Check each line for the word "text" and report how many have it. Give nothing else.

--------------------

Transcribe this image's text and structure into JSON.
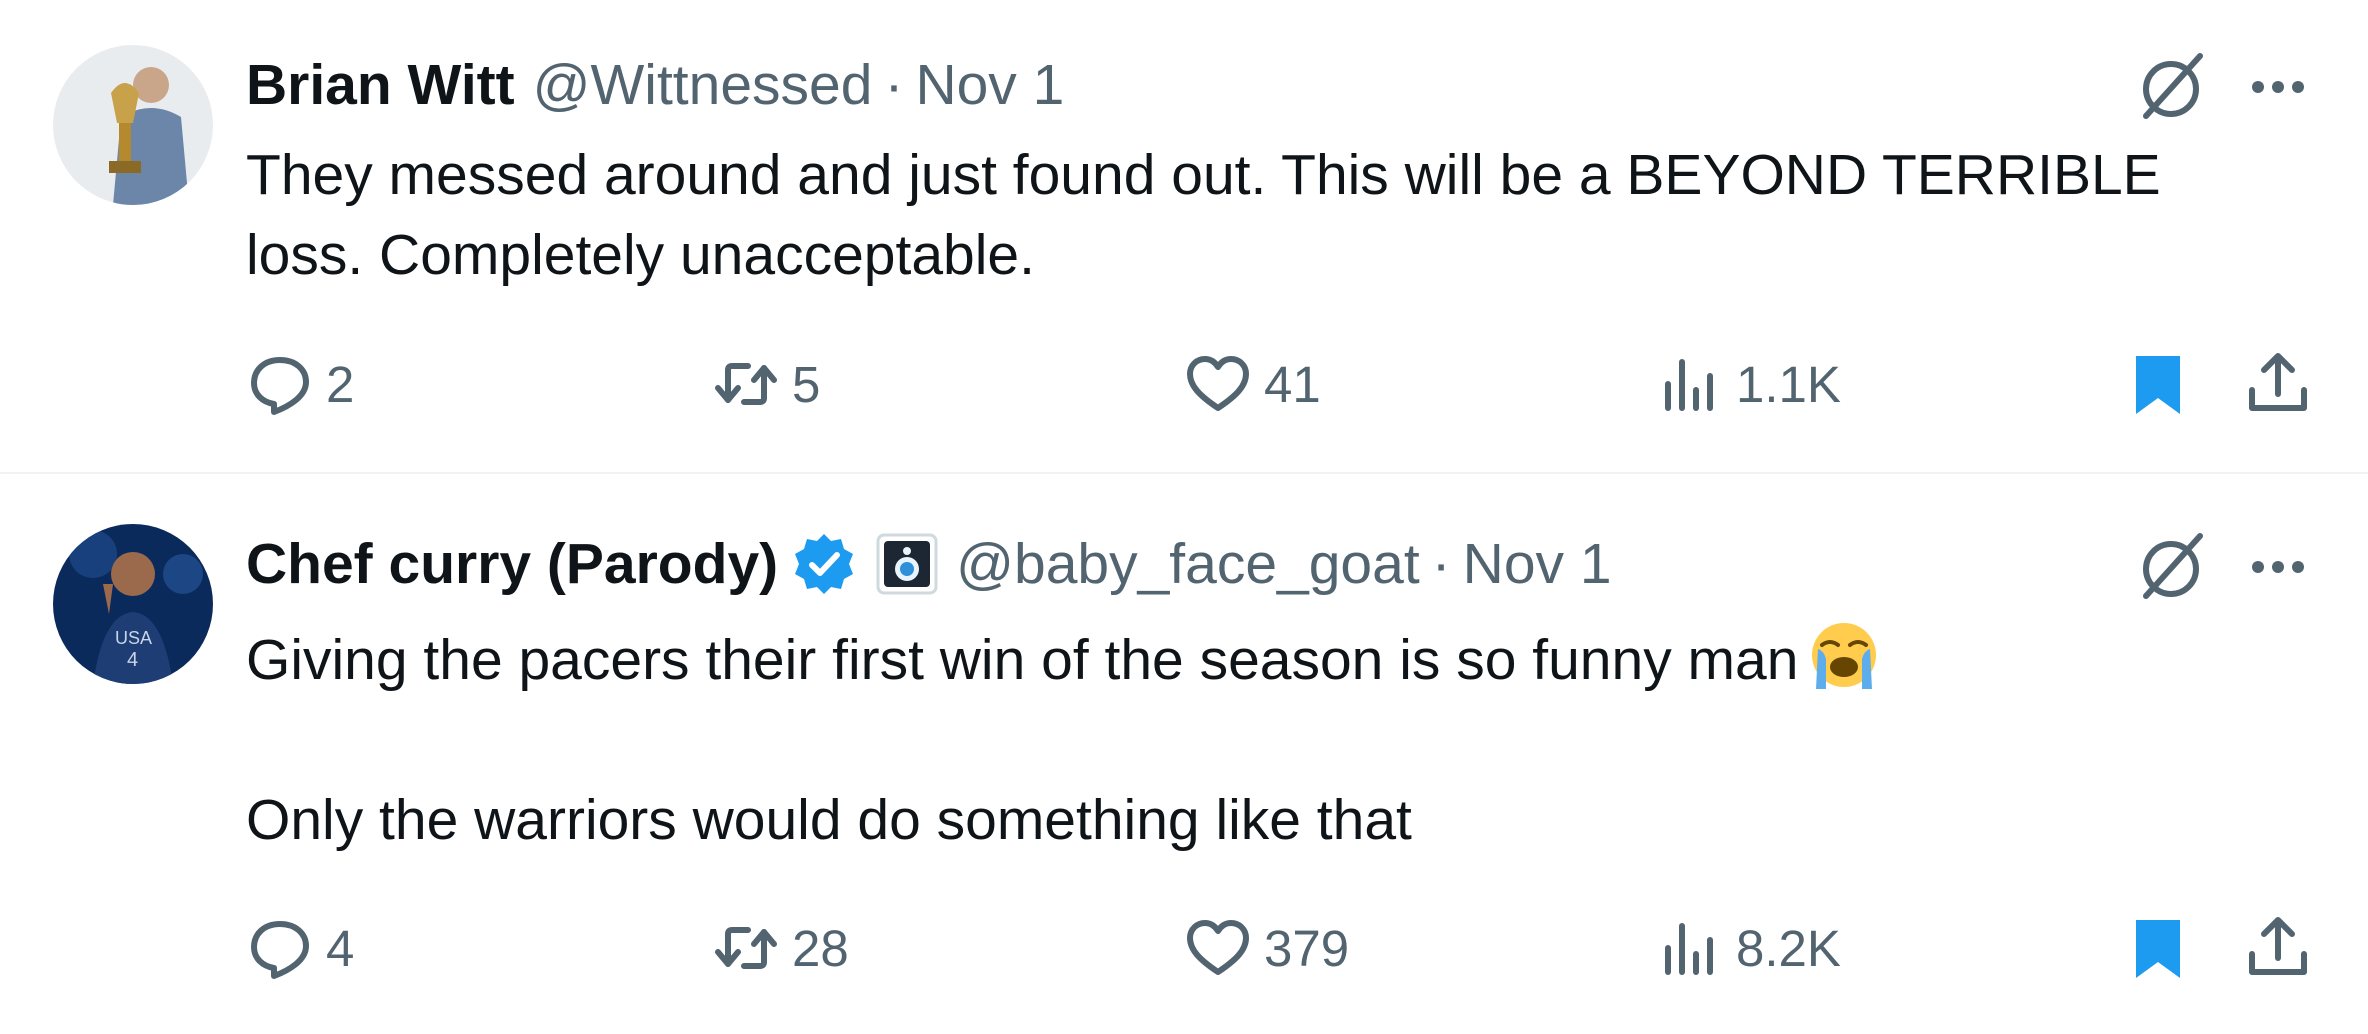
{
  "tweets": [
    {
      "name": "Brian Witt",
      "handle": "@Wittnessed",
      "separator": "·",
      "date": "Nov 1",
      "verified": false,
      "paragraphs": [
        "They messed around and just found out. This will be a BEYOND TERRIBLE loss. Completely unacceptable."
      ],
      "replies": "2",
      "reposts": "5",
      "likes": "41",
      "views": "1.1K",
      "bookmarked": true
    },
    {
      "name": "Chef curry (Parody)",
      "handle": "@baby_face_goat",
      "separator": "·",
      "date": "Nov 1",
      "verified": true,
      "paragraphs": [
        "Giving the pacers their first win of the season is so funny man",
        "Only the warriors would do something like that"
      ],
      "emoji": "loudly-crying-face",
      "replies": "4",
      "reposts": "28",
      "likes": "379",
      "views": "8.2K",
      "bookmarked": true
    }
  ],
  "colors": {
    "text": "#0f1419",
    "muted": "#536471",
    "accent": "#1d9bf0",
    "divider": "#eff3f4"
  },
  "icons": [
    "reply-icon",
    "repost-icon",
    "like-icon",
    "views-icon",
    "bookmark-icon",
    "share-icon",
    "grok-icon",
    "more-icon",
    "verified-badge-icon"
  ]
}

--------------------

◆ EXPECTED ANSWER ◆
2